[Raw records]
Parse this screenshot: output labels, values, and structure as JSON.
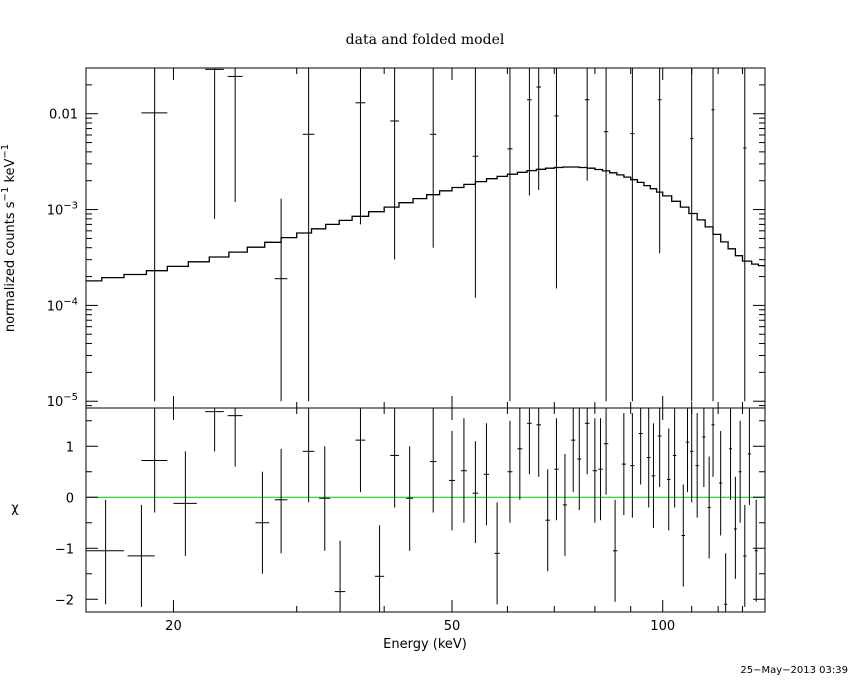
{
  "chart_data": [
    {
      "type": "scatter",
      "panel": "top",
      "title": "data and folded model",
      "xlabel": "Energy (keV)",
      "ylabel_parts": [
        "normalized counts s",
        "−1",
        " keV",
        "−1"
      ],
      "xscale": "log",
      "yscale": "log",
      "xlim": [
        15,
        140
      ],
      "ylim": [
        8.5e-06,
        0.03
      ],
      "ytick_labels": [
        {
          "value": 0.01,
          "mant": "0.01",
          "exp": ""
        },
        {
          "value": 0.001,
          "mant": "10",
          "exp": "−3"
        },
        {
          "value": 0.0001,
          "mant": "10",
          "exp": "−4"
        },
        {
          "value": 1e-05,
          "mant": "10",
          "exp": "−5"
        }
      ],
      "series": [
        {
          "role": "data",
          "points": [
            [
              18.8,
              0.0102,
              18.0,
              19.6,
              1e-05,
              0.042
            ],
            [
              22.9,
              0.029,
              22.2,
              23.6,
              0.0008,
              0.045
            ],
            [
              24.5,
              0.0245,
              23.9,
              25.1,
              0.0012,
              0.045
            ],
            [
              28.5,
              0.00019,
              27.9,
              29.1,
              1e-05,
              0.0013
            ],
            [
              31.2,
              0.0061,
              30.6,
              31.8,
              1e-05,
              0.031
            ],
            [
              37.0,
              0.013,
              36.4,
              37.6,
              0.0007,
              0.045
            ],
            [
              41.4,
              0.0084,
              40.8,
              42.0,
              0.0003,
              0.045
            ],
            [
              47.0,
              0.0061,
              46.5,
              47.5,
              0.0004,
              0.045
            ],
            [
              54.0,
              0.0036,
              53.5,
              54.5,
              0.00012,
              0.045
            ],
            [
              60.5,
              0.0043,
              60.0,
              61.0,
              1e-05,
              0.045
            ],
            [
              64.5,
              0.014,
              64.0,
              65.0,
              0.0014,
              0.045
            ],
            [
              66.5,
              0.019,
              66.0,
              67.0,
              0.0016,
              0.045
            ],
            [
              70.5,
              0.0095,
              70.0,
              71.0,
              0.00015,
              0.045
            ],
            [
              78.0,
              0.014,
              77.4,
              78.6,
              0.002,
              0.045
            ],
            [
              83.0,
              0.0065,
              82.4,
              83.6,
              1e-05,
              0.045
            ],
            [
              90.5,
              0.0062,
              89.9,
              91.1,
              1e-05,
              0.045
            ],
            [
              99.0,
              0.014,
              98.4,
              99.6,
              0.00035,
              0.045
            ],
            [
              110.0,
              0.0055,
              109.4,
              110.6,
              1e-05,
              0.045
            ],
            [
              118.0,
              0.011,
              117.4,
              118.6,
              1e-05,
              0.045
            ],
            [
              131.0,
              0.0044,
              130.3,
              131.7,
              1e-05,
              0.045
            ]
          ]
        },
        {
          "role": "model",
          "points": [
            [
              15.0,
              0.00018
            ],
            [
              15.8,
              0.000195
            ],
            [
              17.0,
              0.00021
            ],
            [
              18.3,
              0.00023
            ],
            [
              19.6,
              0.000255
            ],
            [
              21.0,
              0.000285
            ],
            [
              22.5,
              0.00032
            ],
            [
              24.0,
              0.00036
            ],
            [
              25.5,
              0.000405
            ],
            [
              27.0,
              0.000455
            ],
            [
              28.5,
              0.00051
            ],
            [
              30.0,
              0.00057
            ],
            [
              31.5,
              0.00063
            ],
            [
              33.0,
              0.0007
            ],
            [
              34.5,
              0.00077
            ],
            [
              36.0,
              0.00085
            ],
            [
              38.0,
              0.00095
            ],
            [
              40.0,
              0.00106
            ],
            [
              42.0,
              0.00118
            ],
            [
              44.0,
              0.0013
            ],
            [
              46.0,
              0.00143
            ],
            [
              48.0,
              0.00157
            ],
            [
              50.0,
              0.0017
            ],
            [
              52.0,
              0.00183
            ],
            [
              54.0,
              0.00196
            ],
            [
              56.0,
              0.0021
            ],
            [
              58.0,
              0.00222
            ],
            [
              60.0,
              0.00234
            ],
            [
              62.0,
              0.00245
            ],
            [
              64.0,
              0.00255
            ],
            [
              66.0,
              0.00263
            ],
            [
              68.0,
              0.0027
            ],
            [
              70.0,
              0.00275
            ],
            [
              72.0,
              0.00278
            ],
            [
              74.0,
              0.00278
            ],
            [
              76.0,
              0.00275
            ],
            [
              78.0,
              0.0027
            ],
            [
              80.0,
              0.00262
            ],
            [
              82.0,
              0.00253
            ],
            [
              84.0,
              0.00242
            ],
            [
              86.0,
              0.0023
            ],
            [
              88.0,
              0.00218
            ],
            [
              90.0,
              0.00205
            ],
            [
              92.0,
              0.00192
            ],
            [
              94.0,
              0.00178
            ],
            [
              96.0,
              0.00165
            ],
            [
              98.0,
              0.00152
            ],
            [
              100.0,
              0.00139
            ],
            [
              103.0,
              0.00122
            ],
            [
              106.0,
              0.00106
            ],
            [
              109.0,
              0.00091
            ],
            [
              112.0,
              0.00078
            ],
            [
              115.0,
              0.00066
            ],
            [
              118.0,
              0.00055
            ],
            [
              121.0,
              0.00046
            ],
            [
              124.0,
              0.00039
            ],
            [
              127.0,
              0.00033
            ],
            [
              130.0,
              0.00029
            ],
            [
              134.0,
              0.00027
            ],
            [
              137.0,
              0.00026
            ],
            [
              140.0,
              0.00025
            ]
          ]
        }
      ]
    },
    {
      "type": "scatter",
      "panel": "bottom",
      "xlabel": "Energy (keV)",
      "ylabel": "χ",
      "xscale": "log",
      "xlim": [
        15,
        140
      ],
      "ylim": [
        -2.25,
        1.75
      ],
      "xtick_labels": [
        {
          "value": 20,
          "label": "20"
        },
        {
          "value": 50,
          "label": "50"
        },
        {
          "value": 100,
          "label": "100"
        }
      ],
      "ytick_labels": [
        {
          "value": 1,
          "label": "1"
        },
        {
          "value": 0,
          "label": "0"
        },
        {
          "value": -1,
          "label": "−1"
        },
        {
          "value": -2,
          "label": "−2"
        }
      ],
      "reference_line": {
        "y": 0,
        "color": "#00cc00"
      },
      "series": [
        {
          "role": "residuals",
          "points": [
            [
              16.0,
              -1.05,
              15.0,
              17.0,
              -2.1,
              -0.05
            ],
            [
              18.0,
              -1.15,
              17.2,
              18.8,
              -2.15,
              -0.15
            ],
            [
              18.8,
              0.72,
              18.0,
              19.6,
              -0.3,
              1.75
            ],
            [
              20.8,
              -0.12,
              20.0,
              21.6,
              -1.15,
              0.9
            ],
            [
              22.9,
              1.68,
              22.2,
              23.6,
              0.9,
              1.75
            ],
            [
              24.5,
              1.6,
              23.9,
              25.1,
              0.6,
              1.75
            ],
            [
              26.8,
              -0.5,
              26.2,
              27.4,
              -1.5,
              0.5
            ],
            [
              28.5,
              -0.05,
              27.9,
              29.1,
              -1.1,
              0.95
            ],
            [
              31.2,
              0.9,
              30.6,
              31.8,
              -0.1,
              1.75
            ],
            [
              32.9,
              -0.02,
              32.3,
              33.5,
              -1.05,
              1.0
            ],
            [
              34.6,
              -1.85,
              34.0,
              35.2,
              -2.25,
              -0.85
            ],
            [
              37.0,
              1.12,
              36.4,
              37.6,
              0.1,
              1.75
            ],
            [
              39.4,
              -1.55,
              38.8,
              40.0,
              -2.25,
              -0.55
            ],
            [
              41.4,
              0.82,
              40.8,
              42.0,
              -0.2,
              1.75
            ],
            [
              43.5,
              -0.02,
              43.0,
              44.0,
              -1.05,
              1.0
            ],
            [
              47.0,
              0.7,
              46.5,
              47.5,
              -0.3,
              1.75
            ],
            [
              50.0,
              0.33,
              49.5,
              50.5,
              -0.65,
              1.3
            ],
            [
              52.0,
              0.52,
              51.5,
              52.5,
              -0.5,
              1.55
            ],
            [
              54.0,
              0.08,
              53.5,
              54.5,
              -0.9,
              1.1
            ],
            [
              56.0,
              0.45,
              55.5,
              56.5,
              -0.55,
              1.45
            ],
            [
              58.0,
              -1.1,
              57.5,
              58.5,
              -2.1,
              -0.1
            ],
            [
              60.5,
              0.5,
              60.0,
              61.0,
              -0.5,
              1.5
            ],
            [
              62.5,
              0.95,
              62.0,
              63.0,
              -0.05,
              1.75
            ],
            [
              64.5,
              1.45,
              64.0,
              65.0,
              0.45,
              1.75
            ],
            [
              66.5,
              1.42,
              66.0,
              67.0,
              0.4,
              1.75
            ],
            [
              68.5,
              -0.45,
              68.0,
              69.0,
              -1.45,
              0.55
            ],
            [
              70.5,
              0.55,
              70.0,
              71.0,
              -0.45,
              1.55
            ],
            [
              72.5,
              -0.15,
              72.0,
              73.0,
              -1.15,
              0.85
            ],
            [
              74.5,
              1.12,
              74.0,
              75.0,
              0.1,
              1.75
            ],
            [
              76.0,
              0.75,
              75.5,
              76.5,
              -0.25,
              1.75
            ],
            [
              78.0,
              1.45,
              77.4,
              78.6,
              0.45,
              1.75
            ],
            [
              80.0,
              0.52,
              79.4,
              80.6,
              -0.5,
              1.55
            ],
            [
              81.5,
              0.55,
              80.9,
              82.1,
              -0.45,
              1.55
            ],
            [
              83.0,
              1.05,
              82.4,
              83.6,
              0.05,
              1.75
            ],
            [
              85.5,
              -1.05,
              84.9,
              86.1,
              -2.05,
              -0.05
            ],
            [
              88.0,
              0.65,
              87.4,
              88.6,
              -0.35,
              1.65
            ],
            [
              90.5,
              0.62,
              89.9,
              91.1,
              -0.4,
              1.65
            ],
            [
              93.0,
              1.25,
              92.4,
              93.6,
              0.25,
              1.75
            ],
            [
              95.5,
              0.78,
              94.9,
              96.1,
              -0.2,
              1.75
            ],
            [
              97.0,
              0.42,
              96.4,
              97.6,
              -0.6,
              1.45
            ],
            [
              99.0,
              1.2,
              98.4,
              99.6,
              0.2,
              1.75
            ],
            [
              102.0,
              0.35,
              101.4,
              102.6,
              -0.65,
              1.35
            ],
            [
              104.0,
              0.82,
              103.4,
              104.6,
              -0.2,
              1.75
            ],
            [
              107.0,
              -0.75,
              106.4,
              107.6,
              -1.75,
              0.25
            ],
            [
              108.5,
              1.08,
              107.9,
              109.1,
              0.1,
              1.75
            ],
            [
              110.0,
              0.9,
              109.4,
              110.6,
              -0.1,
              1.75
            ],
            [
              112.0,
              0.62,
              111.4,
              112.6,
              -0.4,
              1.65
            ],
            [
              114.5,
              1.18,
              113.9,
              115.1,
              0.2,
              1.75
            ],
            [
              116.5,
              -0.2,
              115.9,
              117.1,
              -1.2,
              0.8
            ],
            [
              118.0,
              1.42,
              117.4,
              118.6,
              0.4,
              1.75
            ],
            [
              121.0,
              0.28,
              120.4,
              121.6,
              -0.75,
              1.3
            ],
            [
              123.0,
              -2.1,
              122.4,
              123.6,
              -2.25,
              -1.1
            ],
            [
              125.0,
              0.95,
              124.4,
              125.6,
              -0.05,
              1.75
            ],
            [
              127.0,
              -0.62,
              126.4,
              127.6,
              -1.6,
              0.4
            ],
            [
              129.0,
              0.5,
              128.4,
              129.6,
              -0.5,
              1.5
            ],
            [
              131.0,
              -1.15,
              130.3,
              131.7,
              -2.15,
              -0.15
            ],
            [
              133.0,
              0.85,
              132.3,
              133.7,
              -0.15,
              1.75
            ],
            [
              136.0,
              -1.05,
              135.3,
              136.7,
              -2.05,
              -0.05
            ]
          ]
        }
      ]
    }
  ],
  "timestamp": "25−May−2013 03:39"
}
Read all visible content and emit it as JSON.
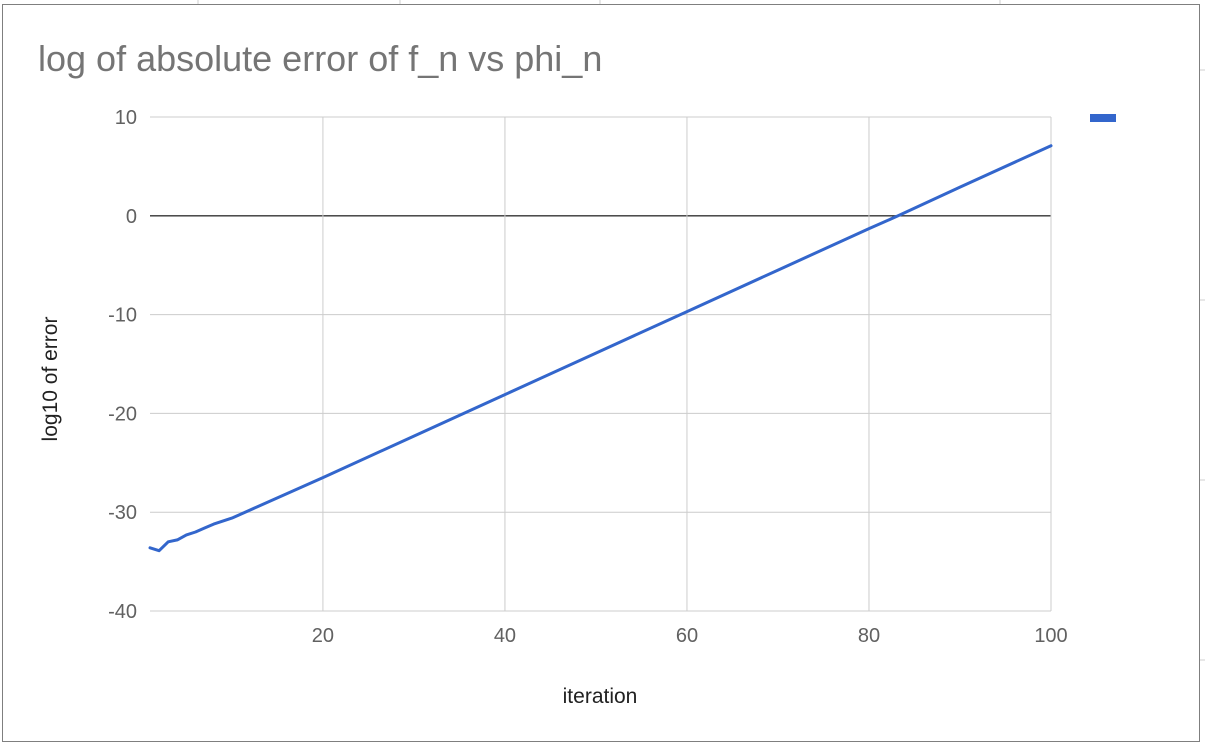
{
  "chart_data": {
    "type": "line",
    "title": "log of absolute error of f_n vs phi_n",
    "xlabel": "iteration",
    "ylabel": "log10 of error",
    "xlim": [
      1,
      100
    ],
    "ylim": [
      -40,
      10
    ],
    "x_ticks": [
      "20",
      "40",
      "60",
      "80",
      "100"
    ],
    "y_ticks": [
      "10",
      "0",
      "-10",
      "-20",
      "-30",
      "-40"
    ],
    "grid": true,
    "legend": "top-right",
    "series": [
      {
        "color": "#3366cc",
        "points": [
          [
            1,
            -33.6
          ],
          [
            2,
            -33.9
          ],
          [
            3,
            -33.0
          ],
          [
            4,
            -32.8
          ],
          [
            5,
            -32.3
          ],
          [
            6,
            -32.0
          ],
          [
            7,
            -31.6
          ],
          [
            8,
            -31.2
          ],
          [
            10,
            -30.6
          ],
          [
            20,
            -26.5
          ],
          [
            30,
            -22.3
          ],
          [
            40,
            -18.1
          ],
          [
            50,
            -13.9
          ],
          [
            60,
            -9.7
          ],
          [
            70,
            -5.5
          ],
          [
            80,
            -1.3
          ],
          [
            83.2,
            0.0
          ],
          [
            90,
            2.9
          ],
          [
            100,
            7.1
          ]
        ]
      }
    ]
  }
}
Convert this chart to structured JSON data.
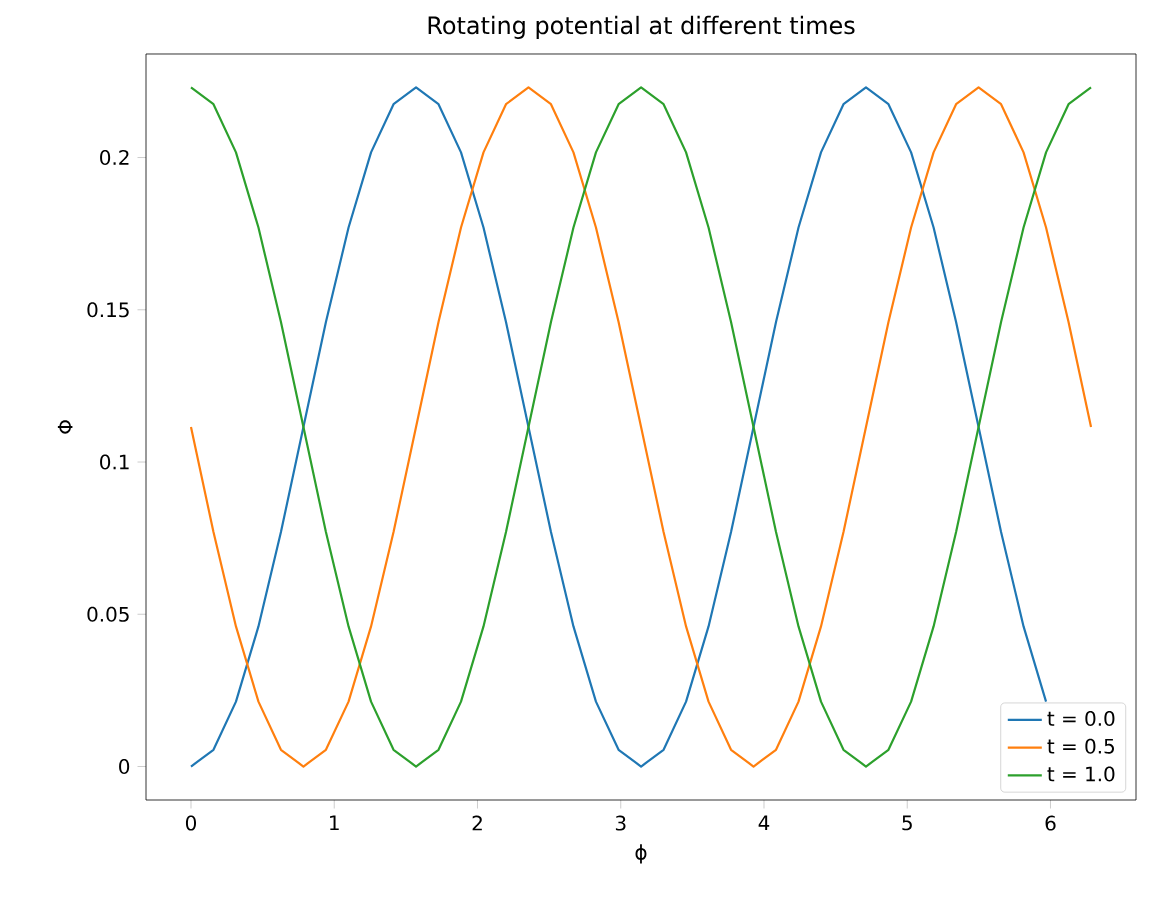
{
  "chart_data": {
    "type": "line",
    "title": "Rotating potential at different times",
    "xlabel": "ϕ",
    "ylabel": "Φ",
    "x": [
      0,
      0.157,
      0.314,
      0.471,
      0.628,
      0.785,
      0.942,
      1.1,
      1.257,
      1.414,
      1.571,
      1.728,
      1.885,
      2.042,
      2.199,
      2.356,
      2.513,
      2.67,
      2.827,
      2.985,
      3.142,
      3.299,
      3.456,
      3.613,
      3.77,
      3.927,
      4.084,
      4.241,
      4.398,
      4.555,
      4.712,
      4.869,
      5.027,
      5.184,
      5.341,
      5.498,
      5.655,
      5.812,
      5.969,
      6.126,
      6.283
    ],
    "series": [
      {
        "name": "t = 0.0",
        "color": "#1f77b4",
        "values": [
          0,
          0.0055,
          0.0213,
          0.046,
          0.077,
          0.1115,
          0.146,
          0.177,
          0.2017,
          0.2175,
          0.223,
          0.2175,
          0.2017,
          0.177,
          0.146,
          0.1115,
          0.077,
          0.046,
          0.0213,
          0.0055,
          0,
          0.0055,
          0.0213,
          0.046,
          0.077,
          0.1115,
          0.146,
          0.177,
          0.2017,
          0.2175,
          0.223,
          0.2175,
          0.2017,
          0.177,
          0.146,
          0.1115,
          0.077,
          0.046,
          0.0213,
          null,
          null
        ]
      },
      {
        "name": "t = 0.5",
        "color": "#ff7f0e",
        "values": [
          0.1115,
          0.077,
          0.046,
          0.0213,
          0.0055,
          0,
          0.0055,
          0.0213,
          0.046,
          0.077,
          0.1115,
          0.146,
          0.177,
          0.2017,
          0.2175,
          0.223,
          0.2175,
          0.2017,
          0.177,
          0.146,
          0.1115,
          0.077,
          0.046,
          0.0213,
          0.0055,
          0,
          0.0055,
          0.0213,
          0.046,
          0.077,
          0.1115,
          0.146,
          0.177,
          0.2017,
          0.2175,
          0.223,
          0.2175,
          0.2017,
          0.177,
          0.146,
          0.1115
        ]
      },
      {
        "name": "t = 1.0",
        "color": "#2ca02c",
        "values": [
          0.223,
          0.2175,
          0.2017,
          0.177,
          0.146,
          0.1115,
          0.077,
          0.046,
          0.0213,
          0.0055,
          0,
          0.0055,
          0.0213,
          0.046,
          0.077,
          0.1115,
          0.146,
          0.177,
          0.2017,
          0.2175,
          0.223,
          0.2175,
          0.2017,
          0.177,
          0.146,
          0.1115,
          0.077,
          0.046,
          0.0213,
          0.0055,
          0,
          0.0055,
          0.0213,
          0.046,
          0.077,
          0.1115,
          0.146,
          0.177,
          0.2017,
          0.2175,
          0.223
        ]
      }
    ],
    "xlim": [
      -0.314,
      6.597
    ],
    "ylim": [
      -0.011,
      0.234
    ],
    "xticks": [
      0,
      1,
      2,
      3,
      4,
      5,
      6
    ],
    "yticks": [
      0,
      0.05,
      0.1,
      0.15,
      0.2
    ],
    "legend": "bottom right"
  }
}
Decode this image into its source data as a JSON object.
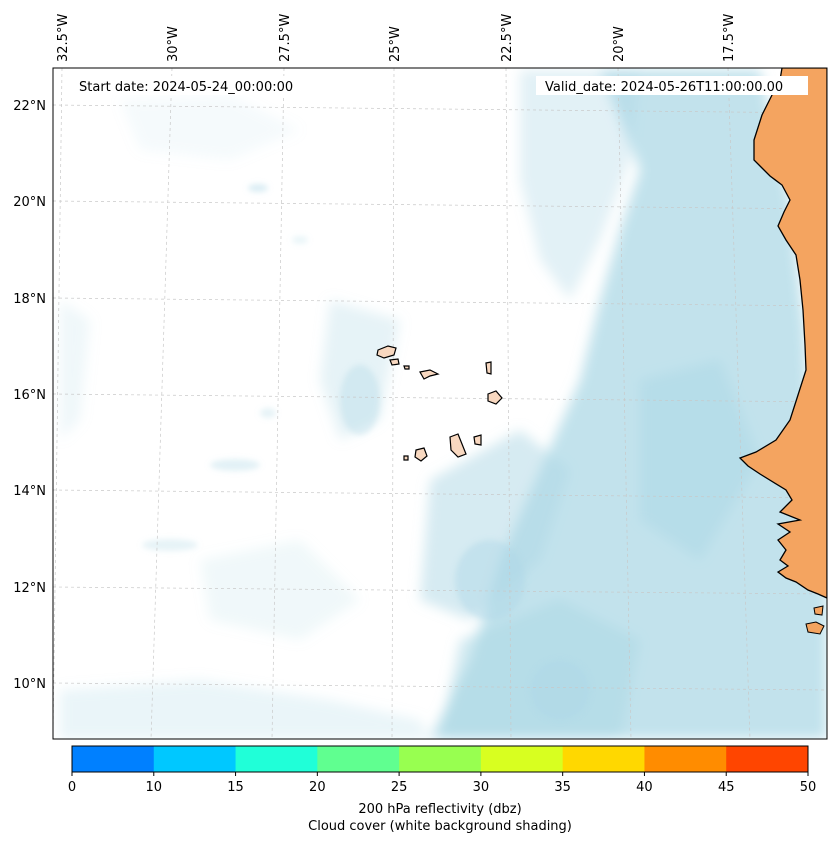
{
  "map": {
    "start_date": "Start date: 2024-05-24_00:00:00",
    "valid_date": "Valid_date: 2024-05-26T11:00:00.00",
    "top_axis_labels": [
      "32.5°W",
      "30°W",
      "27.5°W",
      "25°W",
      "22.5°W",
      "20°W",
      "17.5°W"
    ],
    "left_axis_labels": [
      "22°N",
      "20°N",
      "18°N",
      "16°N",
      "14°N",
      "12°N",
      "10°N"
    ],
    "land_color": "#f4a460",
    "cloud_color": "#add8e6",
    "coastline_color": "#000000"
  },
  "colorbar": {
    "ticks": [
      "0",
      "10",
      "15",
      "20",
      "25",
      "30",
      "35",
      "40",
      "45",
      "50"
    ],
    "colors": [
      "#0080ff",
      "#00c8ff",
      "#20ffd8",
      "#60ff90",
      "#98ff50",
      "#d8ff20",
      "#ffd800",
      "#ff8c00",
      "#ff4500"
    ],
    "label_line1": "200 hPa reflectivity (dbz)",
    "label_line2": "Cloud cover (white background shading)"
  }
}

GOAL OF THE EXERCISE:
Collect every line above that contains the word "this".

WRITTEN REPLY:
Parse this screenshot: output labels, values, and structure as JSON.
Convert this chart to structured JSON data.
Decode this image into its source data as a JSON object.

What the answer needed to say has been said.